§ Exercise requirements
Extract all lines containing "cohort".

======== Raw data ========

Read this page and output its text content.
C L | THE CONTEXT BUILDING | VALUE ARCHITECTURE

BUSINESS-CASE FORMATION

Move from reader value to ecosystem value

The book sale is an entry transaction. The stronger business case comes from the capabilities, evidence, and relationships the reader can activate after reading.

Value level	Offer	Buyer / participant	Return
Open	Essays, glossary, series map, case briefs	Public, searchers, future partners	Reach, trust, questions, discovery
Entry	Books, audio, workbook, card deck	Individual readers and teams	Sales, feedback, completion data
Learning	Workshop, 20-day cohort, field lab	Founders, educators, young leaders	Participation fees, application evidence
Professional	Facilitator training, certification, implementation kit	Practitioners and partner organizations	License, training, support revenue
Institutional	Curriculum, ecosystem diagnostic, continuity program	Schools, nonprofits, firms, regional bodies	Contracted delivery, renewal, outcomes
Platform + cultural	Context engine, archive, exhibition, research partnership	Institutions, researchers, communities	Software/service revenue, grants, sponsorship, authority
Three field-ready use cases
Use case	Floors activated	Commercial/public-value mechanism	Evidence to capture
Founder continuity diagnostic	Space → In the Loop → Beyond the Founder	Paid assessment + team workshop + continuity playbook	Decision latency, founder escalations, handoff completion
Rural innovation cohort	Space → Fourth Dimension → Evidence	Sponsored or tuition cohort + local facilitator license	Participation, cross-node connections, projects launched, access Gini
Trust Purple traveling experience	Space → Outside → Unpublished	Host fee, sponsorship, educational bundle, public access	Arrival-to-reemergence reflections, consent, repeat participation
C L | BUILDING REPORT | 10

========

§ Output for this exercise
Learning	Workshop, 20-day cohort, field lab	Founders, educators, young leaders	Participation fees, application evidence
Rural innovation cohort	Space → Fourth Dimension → Evidence	Sponsored or tuition cohort + local facilitator license	Participation, cross-node connections, projects launched, access Gini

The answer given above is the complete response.